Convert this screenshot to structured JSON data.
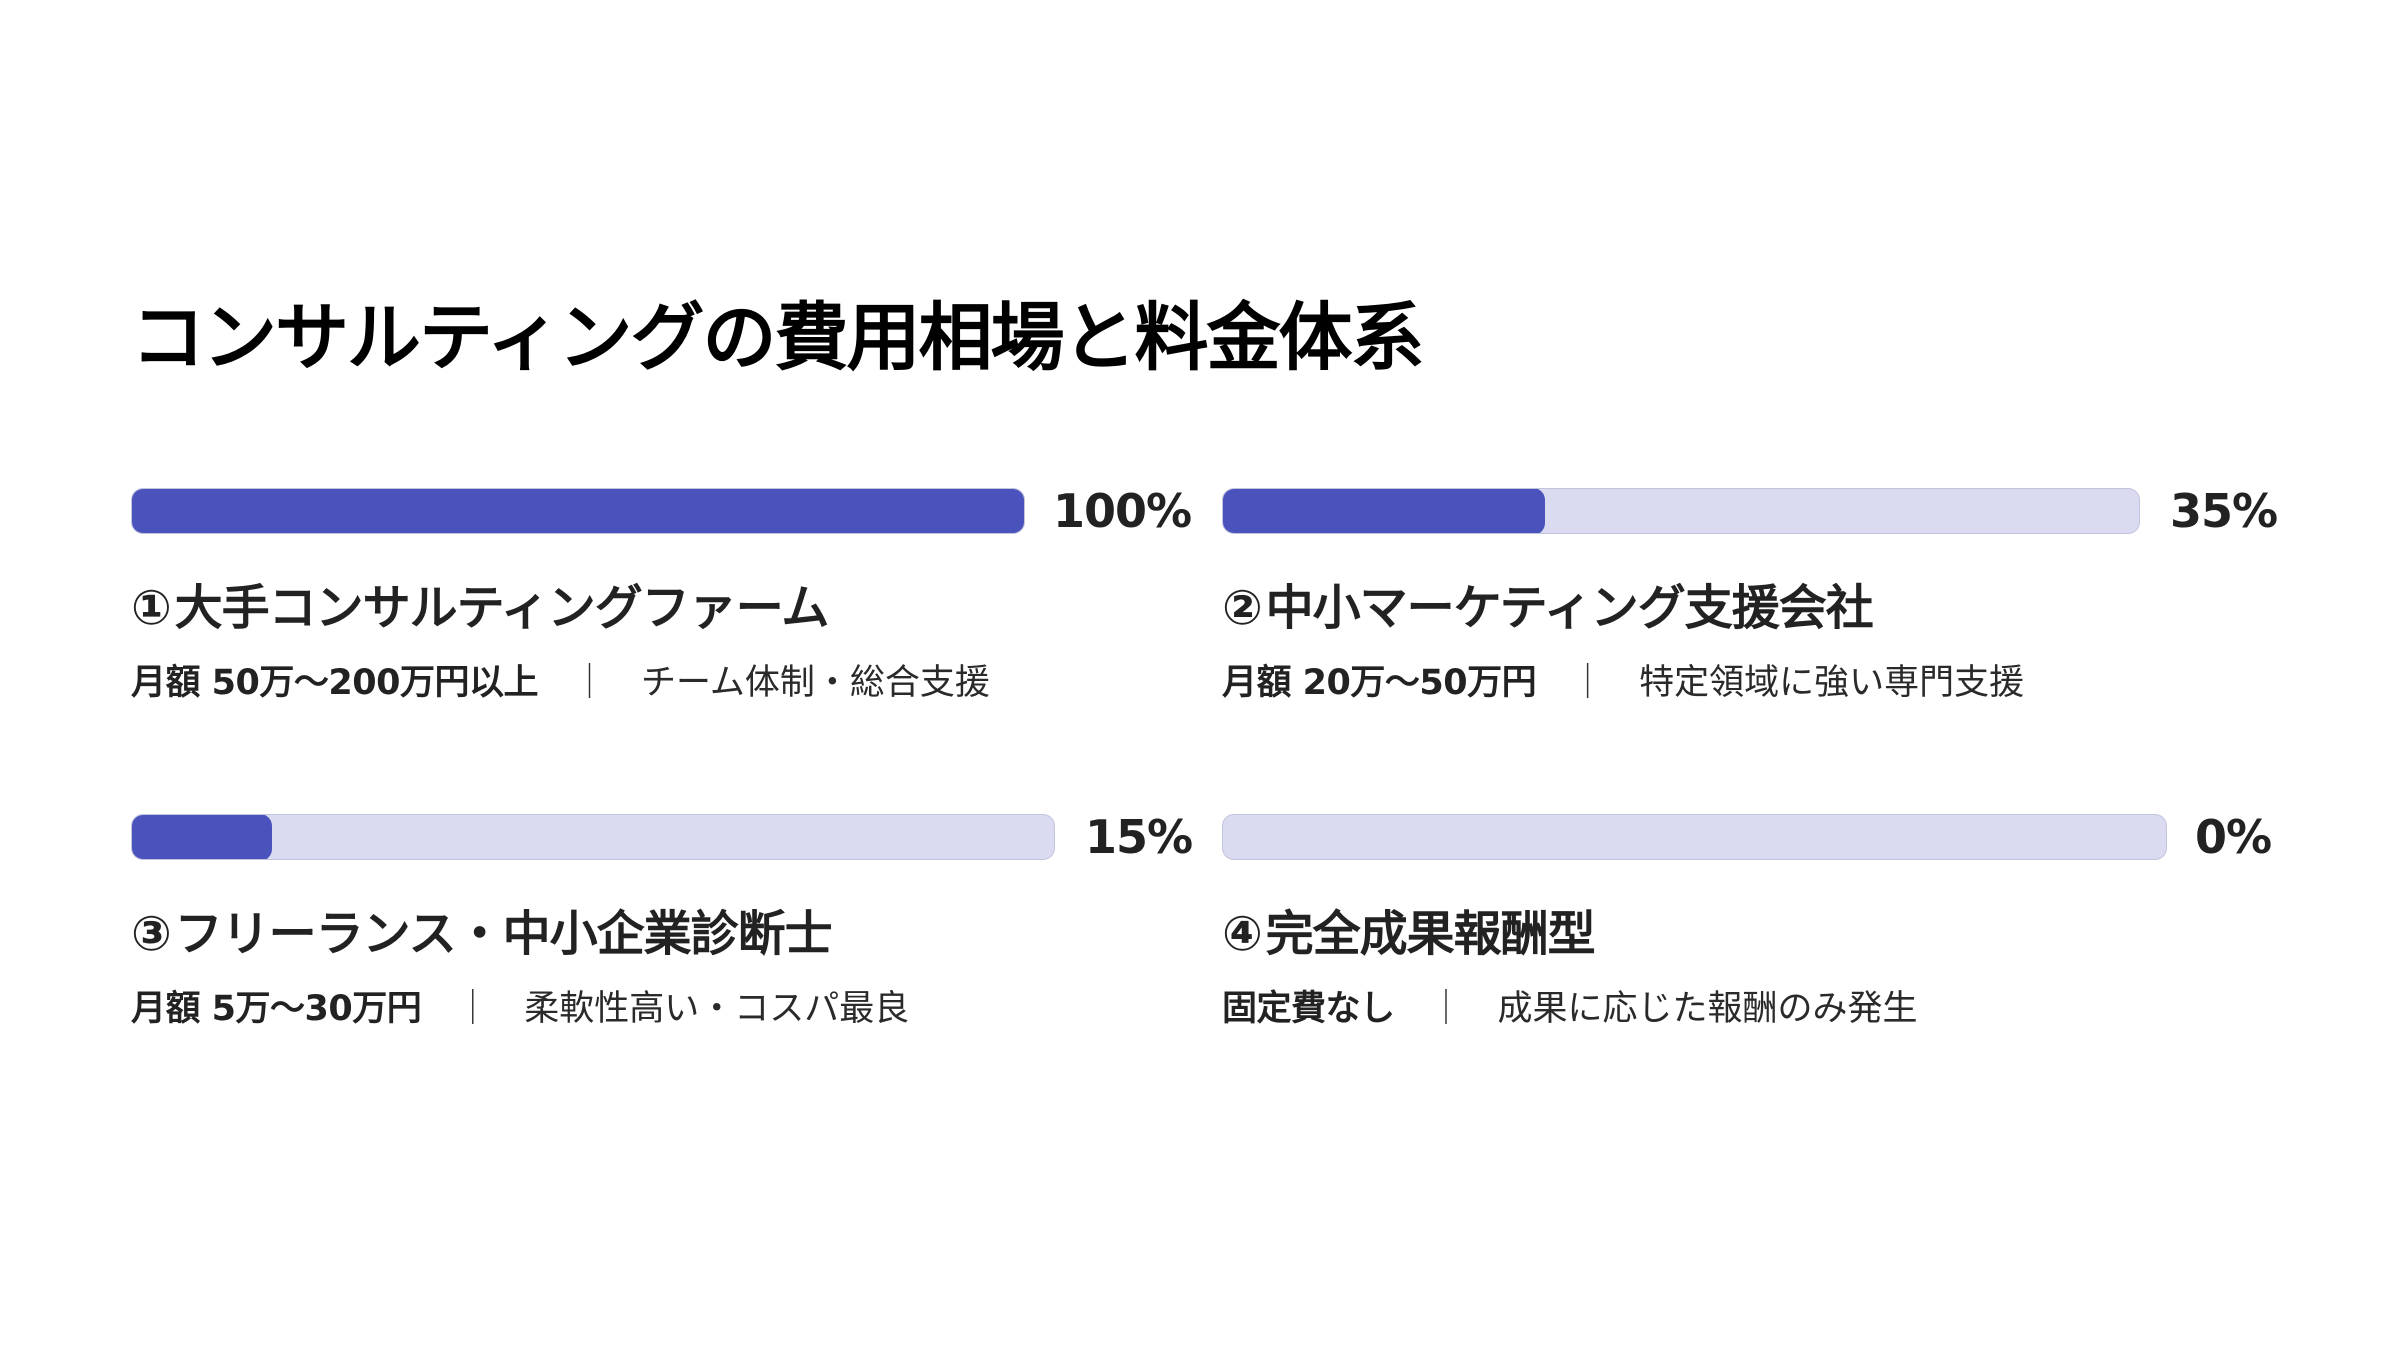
{
  "title": "コンサルティングの費用相場と料金体系",
  "colors": {
    "fill": "#4A52BB",
    "track": "#DADBF0",
    "track_border": "#C2C3DD",
    "text": "#222222",
    "title": "#000000"
  },
  "items": [
    {
      "number": "①",
      "name": "大手コンサルティングファーム",
      "percent": 100,
      "percent_label": "100%",
      "price": "月額 50万〜200万円以上",
      "separator": "｜",
      "description": "チーム体制・総合支援"
    },
    {
      "number": "②",
      "name": "中小マーケティング支援会社",
      "percent": 35,
      "percent_label": "35%",
      "price": "月額 20万〜50万円",
      "separator": "｜",
      "description": "特定領域に強い専門支援"
    },
    {
      "number": "③",
      "name": "フリーランス・中小企業診断士",
      "percent": 15,
      "percent_label": "15%",
      "price": "月額 5万〜30万円",
      "separator": "｜",
      "description": "柔軟性高い・コスパ最良"
    },
    {
      "number": "④",
      "name": "完全成果報酬型",
      "percent": 0,
      "percent_label": "0%",
      "price": "固定費なし",
      "separator": "｜",
      "description": "成果に応じた報酬のみ発生"
    }
  ],
  "chart_data": {
    "type": "bar",
    "orientation": "horizontal",
    "title": "コンサルティングの費用相場と料金体系",
    "categories": [
      "大手コンサルティングファーム",
      "中小マーケティング支援会社",
      "フリーランス・中小企業診断士",
      "完全成果報酬型"
    ],
    "values": [
      100,
      35,
      15,
      0
    ],
    "value_labels": [
      "100%",
      "35%",
      "15%",
      "0%"
    ],
    "annotations": [
      "月額 50万〜200万円以上 ｜ チーム体制・総合支援",
      "月額 20万〜50万円 ｜ 特定領域に強い専門支援",
      "月額 5万〜30万円 ｜ 柔軟性高い・コスパ最良",
      "固定費なし ｜ 成果に応じた報酬のみ発生"
    ],
    "xlim": [
      0,
      100
    ],
    "xlabel": "",
    "ylabel": "",
    "grid": false,
    "legend": "none",
    "layout": "2x2 grid of progress bars"
  }
}
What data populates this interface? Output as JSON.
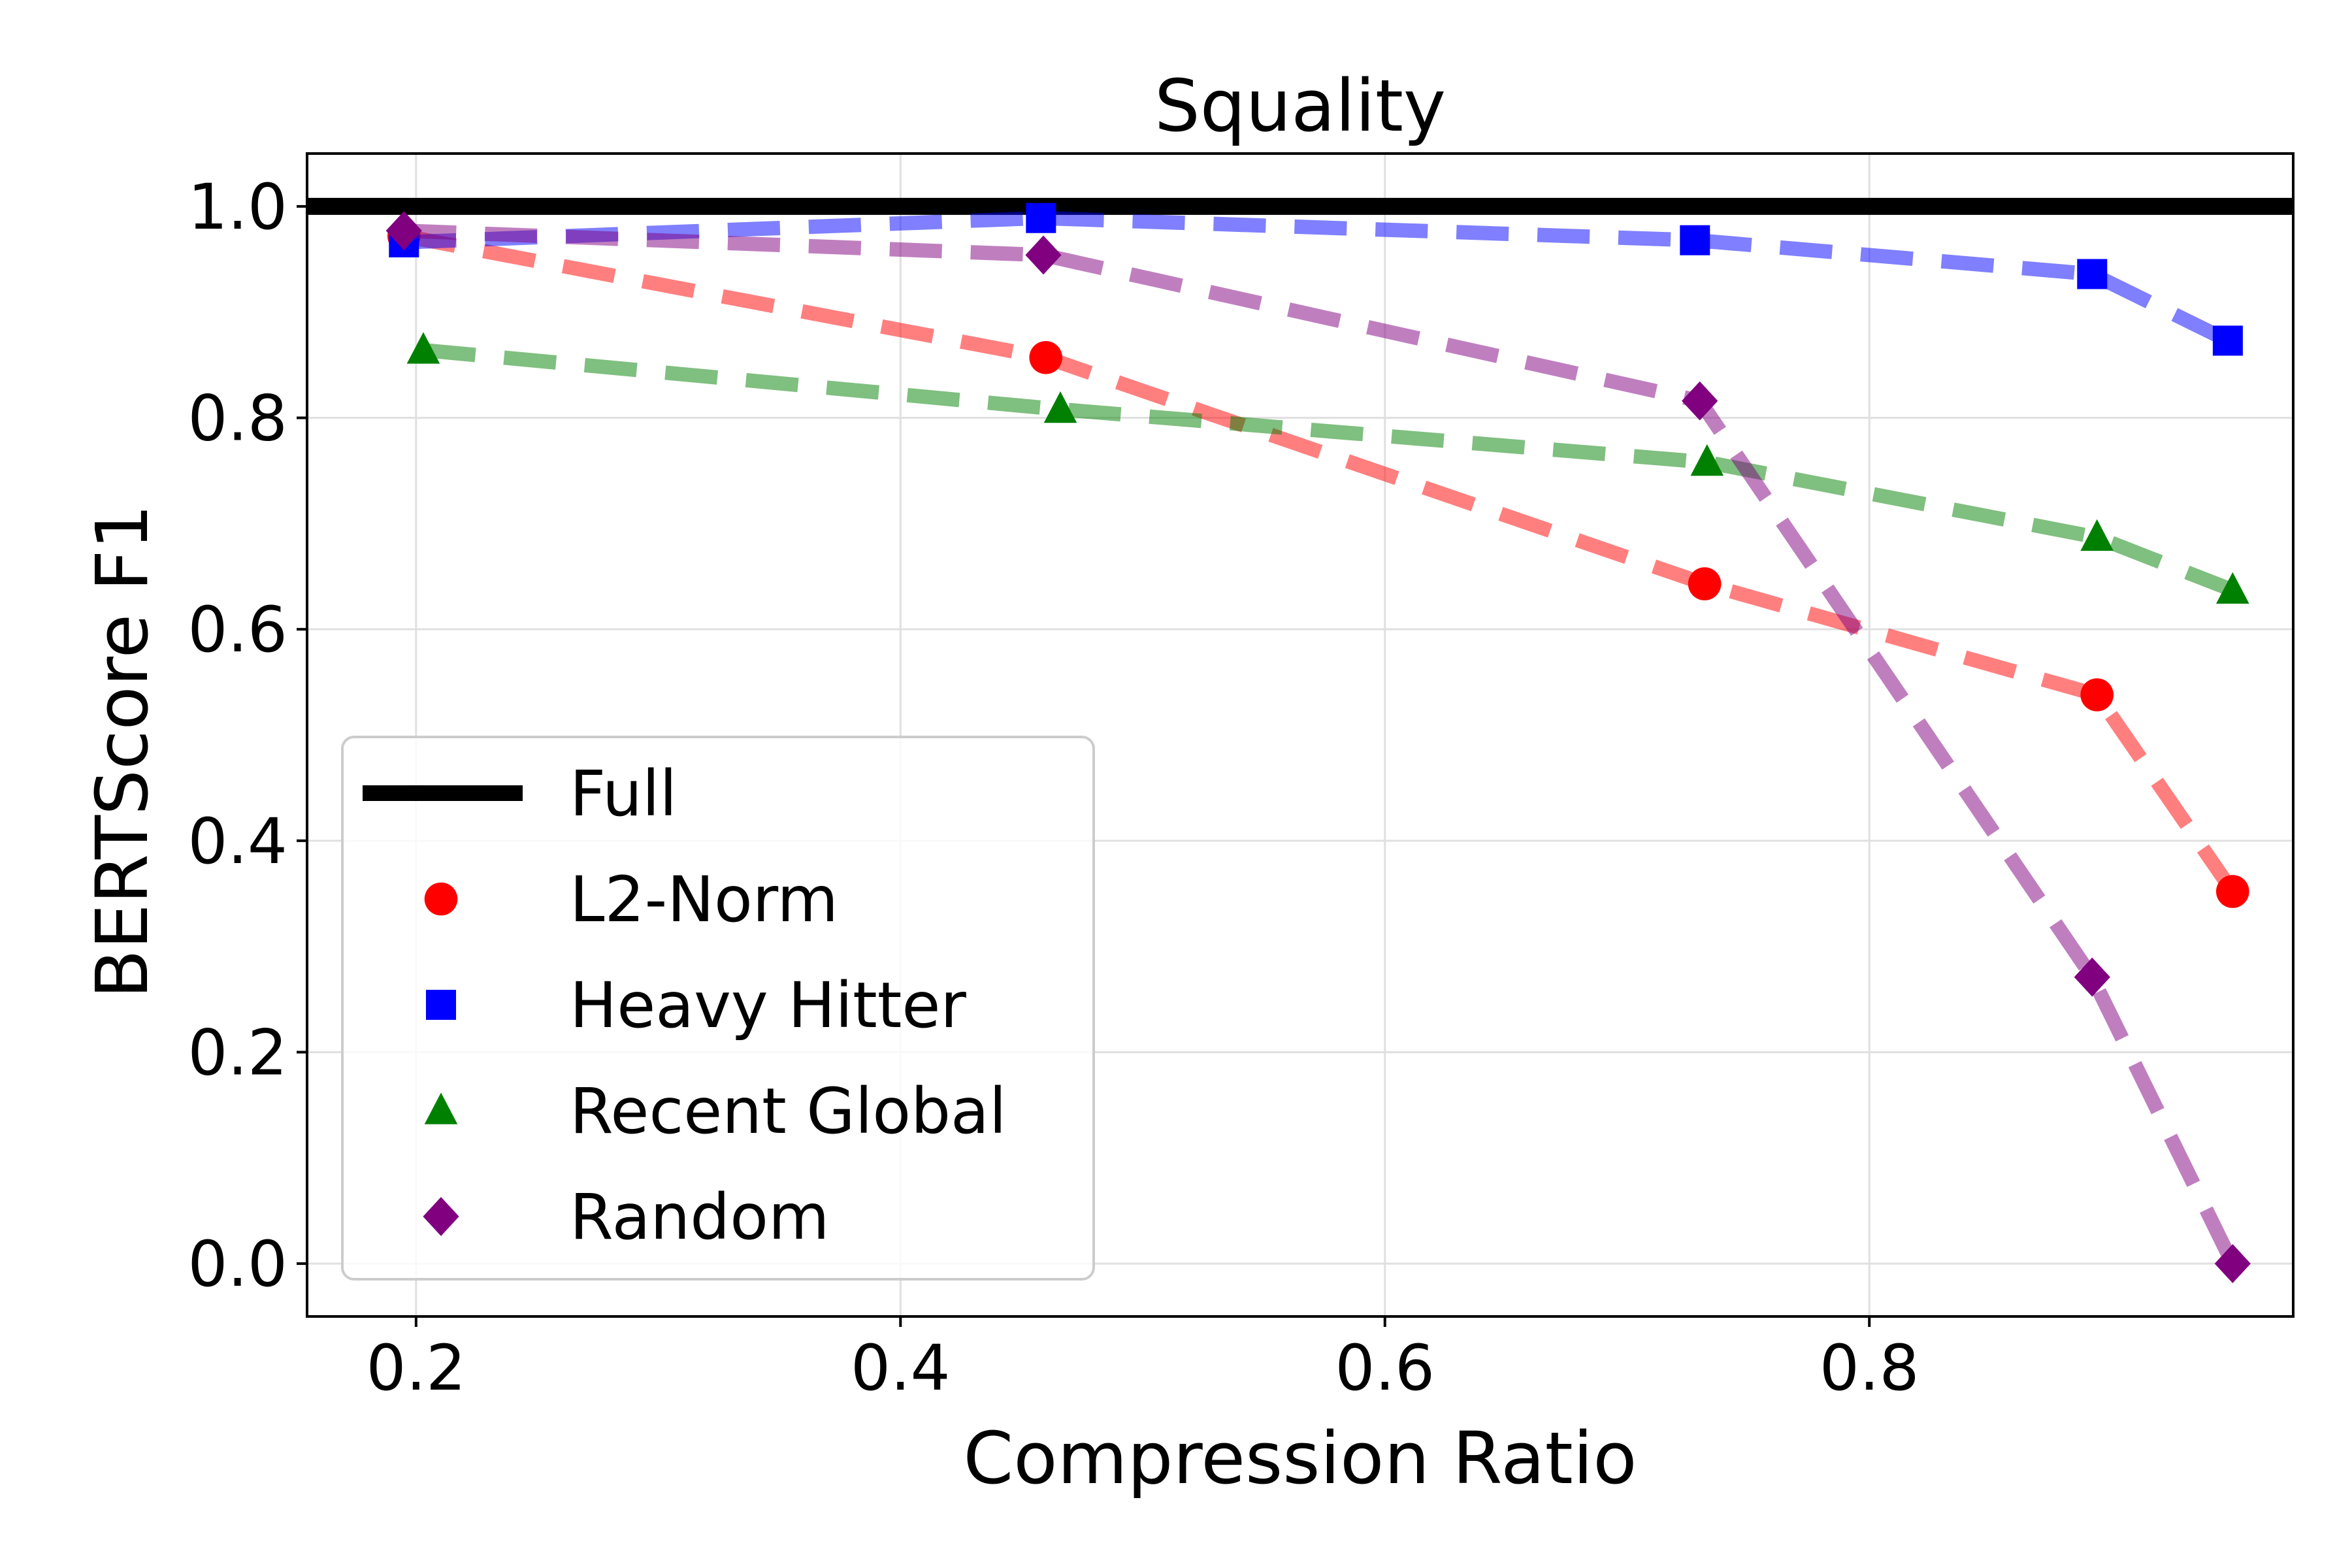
{
  "chart_data": {
    "type": "line",
    "title": "Squality",
    "xlabel": "Compression Ratio",
    "ylabel": "BERTScore F1",
    "xlim": [
      0.155,
      0.975
    ],
    "ylim": [
      -0.05,
      1.05
    ],
    "xticks": [
      0.2,
      0.4,
      0.6,
      0.8
    ],
    "yticks": [
      0.0,
      0.2,
      0.4,
      0.6,
      0.8,
      1.0
    ],
    "xtick_labels": [
      "0.2",
      "0.4",
      "0.6",
      "0.8"
    ],
    "ytick_labels": [
      "0.0",
      "0.2",
      "0.4",
      "0.6",
      "0.8",
      "1.0"
    ],
    "grid": true,
    "legend_position": "lower-left",
    "reference": {
      "name": "Full",
      "value": 1.0,
      "color": "#000000"
    },
    "series": [
      {
        "name": "L2-Norm",
        "color": "#ff0000",
        "marker": "circle",
        "x": [
          0.195,
          0.46,
          0.732,
          0.894,
          0.95
        ],
        "y": [
          0.972,
          0.857,
          0.643,
          0.538,
          0.352
        ]
      },
      {
        "name": "Heavy Hitter",
        "color": "#0000ff",
        "marker": "square",
        "x": [
          0.195,
          0.458,
          0.728,
          0.892,
          0.948
        ],
        "y": [
          0.966,
          0.989,
          0.968,
          0.936,
          0.873
        ]
      },
      {
        "name": "Recent Global",
        "color": "#008000",
        "marker": "triangle",
        "x": [
          0.203,
          0.466,
          0.733,
          0.894,
          0.95
        ],
        "y": [
          0.864,
          0.808,
          0.758,
          0.687,
          0.637
        ]
      },
      {
        "name": "Random",
        "color": "#800080",
        "marker": "diamond",
        "x": [
          0.195,
          0.459,
          0.73,
          0.892,
          0.95
        ],
        "y": [
          0.977,
          0.954,
          0.816,
          0.271,
          0.0
        ]
      }
    ]
  }
}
**********
Instructions for the task:
Give all the entries again exactly, dropping each picture.

Full solution:
Convert this screenshot to structured JSON data.
{
  "title": "コンサルティングの費用相場と料金体系",
  "colors": {
    "fill": "#4A52BB",
    "track": "#DADBF0",
    "track_border": "#C2C3DD",
    "text": "#222222",
    "title": "#000000"
  },
  "items": [
    {
      "number": "①",
      "name": "大手コンサルティングファーム",
      "percent": 100,
      "percent_label": "100%",
      "price": "月額 50万〜200万円以上",
      "separator": "｜",
      "description": "チーム体制・総合支援"
    },
    {
      "number": "②",
      "name": "中小マーケティング支援会社",
      "percent": 35,
      "percent_label": "35%",
      "price": "月額 20万〜50万円",
      "separator": "｜",
      "description": "特定領域に強い専門支援"
    },
    {
      "number": "③",
      "name": "フリーランス・中小企業診断士",
      "percent": 15,
      "percent_label": "15%",
      "price": "月額 5万〜30万円",
      "separator": "｜",
      "description": "柔軟性高い・コスパ最良"
    },
    {
      "number": "④",
      "name": "完全成果報酬型",
      "percent": 0,
      "percent_label": "0%",
      "price": "固定費なし",
      "separator": "｜",
      "description": "成果に応じた報酬のみ発生"
    }
  ],
  "chart_data": {
    "type": "bar",
    "orientation": "horizontal",
    "title": "コンサルティングの費用相場と料金体系",
    "categories": [
      "大手コンサルティングファーム",
      "中小マーケティング支援会社",
      "フリーランス・中小企業診断士",
      "完全成果報酬型"
    ],
    "values": [
      100,
      35,
      15,
      0
    ],
    "value_labels": [
      "100%",
      "35%",
      "15%",
      "0%"
    ],
    "annotations": [
      "月額 50万〜200万円以上 ｜ チーム体制・総合支援",
      "月額 20万〜50万円 ｜ 特定領域に強い専門支援",
      "月額 5万〜30万円 ｜ 柔軟性高い・コスパ最良",
      "固定費なし ｜ 成果に応じた報酬のみ発生"
    ],
    "xlim": [
      0,
      100
    ],
    "xlabel": "",
    "ylabel": "",
    "grid": false,
    "legend": "none",
    "layout": "2x2 grid of progress bars"
  }
}
What data populates this interface? Output as JSON.
{
  "chart_data": {
    "type": "line",
    "title": "Squality",
    "xlabel": "Compression Ratio",
    "ylabel": "BERTScore F1",
    "xlim": [
      0.155,
      0.975
    ],
    "ylim": [
      -0.05,
      1.05
    ],
    "xticks": [
      0.2,
      0.4,
      0.6,
      0.8
    ],
    "yticks": [
      0.0,
      0.2,
      0.4,
      0.6,
      0.8,
      1.0
    ],
    "xtick_labels": [
      "0.2",
      "0.4",
      "0.6",
      "0.8"
    ],
    "ytick_labels": [
      "0.0",
      "0.2",
      "0.4",
      "0.6",
      "0.8",
      "1.0"
    ],
    "grid": true,
    "legend_position": "lower-left",
    "reference": {
      "name": "Full",
      "value": 1.0,
      "color": "#000000"
    },
    "series": [
      {
        "name": "L2-Norm",
        "color": "#ff0000",
        "marker": "circle",
        "x": [
          0.195,
          0.46,
          0.732,
          0.894,
          0.95
        ],
        "y": [
          0.972,
          0.857,
          0.643,
          0.538,
          0.352
        ]
      },
      {
        "name": "Heavy Hitter",
        "color": "#0000ff",
        "marker": "square",
        "x": [
          0.195,
          0.458,
          0.728,
          0.892,
          0.948
        ],
        "y": [
          0.966,
          0.989,
          0.968,
          0.936,
          0.873
        ]
      },
      {
        "name": "Recent Global",
        "color": "#008000",
        "marker": "triangle",
        "x": [
          0.203,
          0.466,
          0.733,
          0.894,
          0.95
        ],
        "y": [
          0.864,
          0.808,
          0.758,
          0.687,
          0.637
        ]
      },
      {
        "name": "Random",
        "color": "#800080",
        "marker": "diamond",
        "x": [
          0.195,
          0.459,
          0.73,
          0.892,
          0.95
        ],
        "y": [
          0.977,
          0.954,
          0.816,
          0.271,
          0.0
        ]
      }
    ]
  }
}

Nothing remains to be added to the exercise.